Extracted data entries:
[Start]

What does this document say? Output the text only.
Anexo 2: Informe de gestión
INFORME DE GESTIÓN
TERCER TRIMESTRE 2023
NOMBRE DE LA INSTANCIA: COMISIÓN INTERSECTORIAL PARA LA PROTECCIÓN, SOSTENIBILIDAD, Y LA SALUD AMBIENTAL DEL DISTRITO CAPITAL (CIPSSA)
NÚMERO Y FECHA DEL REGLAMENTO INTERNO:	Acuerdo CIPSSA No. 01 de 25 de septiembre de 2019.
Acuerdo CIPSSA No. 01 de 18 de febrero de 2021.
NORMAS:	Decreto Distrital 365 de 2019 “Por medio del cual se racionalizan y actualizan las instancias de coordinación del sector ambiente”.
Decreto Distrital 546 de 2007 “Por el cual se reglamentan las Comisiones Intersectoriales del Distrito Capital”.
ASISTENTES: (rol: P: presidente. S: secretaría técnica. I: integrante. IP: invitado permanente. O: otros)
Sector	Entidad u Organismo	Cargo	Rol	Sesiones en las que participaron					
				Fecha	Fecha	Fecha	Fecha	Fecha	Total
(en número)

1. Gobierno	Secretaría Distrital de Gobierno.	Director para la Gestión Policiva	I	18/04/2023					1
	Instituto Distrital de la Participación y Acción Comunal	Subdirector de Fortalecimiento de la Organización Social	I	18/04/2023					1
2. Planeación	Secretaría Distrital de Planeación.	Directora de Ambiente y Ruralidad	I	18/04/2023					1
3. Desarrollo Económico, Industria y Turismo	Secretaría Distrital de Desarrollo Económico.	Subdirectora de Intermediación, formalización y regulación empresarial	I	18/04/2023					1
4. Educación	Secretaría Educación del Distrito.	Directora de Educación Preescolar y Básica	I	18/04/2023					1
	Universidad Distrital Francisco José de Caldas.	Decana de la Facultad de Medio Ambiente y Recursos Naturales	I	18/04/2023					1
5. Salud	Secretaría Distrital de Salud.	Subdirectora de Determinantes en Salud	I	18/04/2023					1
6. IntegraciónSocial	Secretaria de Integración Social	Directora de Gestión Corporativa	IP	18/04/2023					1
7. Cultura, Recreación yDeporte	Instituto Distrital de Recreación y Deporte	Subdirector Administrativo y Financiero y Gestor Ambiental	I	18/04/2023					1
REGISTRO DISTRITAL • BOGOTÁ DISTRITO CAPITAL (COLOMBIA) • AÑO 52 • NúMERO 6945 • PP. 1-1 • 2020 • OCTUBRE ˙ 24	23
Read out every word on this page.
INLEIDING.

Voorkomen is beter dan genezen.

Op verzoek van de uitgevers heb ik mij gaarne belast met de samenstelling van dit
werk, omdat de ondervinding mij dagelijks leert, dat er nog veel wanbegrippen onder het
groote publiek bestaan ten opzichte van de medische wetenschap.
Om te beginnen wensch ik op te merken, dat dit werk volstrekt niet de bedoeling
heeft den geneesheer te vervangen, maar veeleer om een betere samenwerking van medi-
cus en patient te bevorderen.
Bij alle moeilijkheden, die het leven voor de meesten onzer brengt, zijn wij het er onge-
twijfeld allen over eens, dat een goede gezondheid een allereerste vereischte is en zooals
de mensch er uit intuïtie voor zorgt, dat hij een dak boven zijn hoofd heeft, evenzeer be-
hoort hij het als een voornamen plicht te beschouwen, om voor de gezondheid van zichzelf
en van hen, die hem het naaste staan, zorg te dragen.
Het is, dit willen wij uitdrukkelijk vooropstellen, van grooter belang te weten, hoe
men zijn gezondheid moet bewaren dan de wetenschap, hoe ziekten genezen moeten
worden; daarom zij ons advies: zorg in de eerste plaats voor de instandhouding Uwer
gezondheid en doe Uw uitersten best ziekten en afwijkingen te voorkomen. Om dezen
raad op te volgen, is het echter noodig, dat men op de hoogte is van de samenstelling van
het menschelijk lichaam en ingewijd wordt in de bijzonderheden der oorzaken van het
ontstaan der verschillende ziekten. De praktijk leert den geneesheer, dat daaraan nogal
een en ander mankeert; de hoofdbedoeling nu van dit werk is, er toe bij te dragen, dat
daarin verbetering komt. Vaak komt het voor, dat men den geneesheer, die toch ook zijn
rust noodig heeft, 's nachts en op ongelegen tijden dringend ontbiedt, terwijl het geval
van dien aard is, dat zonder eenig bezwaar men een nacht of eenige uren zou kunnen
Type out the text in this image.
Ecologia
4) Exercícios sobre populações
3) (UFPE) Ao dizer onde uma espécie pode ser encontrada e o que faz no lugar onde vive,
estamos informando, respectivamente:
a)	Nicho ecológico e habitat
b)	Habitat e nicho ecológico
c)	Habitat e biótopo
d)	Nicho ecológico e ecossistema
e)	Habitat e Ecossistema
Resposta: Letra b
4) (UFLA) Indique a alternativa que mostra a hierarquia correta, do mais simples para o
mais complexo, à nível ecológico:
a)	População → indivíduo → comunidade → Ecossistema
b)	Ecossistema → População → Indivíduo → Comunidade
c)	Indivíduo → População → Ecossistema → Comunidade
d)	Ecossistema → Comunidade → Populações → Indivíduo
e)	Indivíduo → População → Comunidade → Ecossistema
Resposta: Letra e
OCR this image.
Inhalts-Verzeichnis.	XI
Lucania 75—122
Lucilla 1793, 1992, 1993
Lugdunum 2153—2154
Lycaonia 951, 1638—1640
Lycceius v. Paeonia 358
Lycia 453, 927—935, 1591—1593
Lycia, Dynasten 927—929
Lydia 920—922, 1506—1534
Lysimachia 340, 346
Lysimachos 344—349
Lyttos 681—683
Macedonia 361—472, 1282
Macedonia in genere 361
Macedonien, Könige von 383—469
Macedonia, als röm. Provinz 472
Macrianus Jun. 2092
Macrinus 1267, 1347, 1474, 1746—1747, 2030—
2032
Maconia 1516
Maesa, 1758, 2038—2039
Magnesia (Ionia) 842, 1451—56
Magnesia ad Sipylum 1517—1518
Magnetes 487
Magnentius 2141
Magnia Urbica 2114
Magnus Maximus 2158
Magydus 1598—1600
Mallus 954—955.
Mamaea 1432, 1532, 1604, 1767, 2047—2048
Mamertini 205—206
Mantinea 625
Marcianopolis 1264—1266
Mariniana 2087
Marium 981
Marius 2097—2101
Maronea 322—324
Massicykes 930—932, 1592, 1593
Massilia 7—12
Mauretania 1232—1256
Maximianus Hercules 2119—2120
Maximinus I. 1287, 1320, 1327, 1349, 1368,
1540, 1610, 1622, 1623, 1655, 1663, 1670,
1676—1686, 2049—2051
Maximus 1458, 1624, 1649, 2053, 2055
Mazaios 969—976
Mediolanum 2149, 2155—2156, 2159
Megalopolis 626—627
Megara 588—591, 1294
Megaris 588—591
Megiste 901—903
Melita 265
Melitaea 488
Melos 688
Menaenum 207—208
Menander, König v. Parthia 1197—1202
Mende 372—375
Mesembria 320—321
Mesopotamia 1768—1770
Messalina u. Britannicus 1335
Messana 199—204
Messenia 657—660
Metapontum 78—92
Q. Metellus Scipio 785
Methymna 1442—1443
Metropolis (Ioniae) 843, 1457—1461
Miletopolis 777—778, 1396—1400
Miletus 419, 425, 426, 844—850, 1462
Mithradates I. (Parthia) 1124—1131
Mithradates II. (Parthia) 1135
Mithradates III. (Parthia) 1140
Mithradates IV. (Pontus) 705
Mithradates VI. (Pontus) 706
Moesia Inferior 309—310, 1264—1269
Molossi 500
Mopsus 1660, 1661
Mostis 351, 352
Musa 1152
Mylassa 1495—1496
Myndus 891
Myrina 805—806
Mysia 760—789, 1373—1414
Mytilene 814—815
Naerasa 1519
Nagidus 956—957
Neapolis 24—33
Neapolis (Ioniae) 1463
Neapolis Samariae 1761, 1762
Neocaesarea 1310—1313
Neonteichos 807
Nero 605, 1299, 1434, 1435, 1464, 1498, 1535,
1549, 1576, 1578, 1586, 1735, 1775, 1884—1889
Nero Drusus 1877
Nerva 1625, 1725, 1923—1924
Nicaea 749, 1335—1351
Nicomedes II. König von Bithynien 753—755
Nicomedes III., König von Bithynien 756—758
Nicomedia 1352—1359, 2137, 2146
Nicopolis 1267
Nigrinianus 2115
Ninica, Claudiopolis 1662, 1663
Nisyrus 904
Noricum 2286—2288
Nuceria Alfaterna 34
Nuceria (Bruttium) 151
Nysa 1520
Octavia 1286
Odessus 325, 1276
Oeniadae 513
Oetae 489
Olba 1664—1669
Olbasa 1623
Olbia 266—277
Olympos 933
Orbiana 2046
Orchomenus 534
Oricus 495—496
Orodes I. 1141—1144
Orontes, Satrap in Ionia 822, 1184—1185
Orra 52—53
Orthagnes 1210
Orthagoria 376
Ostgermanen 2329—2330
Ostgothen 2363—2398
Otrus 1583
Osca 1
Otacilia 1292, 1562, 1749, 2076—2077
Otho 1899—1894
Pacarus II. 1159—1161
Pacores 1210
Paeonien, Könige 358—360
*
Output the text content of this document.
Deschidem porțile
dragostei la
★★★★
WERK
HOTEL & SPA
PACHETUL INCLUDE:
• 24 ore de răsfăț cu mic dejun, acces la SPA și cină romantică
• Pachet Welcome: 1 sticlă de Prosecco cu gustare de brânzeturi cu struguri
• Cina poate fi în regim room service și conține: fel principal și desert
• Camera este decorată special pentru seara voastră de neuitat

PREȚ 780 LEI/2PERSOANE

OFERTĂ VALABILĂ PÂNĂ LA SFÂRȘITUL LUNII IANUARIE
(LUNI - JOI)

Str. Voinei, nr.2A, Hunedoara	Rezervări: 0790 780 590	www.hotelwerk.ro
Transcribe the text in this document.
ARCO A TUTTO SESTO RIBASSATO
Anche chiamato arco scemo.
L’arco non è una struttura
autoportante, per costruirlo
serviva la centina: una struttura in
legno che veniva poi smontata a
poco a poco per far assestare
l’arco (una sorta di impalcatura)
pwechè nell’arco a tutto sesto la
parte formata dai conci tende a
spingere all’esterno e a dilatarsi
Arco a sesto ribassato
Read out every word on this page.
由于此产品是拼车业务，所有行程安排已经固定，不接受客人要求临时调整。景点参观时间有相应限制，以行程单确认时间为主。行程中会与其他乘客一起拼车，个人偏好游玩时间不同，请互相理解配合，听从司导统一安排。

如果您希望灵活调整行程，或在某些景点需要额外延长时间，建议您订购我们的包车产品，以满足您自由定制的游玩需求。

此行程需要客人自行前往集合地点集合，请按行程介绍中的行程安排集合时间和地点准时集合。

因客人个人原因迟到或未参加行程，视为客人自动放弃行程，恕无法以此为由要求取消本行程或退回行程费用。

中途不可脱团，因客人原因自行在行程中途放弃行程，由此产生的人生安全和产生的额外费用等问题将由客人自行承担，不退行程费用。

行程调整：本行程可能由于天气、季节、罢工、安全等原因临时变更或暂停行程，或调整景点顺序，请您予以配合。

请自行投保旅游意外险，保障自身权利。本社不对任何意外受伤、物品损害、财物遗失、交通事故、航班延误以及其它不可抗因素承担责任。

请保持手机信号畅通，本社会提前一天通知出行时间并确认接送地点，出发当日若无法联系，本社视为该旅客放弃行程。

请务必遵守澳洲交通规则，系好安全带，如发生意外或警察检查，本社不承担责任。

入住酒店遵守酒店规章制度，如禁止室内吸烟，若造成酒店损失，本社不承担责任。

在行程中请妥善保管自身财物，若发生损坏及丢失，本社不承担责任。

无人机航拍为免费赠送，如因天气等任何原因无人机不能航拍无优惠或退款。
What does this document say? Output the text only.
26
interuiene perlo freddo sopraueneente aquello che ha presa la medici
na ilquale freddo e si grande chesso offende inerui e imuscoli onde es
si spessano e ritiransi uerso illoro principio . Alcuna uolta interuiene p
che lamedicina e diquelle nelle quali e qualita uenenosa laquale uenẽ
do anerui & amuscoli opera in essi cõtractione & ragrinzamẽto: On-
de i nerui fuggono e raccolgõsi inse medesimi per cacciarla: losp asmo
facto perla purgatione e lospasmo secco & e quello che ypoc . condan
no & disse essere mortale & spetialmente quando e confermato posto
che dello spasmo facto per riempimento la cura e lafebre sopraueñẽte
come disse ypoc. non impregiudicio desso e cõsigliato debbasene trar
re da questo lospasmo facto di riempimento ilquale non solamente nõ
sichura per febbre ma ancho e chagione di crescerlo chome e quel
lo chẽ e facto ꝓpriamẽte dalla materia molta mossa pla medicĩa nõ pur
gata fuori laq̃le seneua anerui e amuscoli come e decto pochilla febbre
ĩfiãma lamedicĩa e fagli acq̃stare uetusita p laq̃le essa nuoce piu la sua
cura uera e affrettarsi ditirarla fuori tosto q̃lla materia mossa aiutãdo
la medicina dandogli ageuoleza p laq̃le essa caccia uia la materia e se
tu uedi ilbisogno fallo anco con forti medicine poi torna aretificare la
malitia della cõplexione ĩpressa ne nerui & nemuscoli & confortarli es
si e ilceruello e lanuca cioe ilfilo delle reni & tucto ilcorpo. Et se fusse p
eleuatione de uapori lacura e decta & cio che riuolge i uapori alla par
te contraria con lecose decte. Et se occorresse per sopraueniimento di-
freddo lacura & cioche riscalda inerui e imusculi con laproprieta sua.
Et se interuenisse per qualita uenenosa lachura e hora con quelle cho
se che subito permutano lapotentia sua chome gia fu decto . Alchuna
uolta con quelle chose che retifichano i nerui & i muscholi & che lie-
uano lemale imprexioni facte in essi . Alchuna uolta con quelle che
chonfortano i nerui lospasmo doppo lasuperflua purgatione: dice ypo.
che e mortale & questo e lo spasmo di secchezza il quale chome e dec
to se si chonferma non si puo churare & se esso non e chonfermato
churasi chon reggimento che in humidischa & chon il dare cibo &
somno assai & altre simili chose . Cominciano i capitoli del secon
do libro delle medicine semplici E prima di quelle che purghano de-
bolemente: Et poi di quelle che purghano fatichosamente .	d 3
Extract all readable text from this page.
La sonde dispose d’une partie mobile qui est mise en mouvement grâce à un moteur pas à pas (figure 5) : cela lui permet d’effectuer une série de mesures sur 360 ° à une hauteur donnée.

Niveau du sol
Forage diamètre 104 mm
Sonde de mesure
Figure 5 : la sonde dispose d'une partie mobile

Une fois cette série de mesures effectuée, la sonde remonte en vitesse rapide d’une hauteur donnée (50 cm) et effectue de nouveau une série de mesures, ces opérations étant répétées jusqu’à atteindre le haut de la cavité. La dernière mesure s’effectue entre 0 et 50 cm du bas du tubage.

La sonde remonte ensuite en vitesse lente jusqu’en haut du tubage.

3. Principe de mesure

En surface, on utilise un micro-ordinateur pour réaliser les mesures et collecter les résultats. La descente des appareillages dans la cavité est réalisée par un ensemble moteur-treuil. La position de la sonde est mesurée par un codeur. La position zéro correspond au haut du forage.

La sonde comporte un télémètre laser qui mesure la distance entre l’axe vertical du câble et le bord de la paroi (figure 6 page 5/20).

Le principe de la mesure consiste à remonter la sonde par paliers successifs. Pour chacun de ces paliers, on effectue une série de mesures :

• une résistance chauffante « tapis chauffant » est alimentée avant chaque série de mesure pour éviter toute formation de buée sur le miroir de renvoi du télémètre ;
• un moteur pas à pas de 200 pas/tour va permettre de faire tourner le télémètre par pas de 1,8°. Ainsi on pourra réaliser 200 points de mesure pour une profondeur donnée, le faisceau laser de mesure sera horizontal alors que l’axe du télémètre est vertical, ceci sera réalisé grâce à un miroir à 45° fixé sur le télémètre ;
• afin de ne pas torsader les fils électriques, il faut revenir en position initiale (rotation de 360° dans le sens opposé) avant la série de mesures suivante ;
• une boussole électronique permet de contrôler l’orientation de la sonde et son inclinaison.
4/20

[End]

Search the data for the string "série". List each line that has it.

FINAL ANSWER:
La sonde dispose d’une partie mobile qui est mise en mouvement grâce à un moteur pas à pas (figure 5) : cela lui permet d’effectuer une série de mesures sur 360 ° à une hauteur donnée.
Une fois cette série de mesures effectuée, la sonde remonte en vitesse rapide d’une hauteur donnée (50 cm) et effectue de nouveau une série de mesures, ces opérations étant répétées jusqu’à atteindre le haut de la cavité. La dernière mesure s’effectue entre 0 et 50 cm du bas du tubage.
Le principe de la mesure consiste à remonter la sonde par paliers successifs. Pour chacun de ces paliers, on effectue une série de mesures :
• une résistance chauffante « tapis chauffant » est alimentée avant chaque série de mesure pour éviter toute formation de buée sur le miroir de renvoi du télémètre ;
• afin de ne pas torsader les fils électriques, il faut revenir en position initiale (rotation de 360° dans le sens opposé) avant la série de mesures suivante ;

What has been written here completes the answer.